Challenge:
List each line holding the string "chevron".

Data for this task:
┌──
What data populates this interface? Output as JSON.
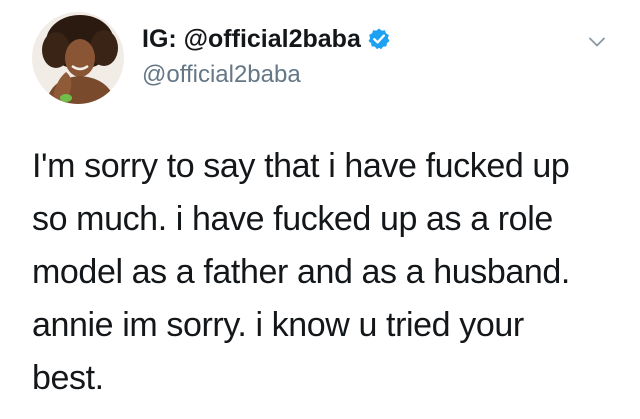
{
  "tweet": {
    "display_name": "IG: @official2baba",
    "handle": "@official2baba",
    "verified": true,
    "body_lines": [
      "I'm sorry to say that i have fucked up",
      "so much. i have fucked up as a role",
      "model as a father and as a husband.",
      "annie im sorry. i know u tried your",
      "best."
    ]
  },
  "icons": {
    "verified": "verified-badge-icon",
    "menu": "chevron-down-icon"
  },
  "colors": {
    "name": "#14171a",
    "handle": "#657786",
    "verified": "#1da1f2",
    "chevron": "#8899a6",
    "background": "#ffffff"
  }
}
└──
The response:
    "menu": "chevron-down-icon"
    "chevron": "#8899a6",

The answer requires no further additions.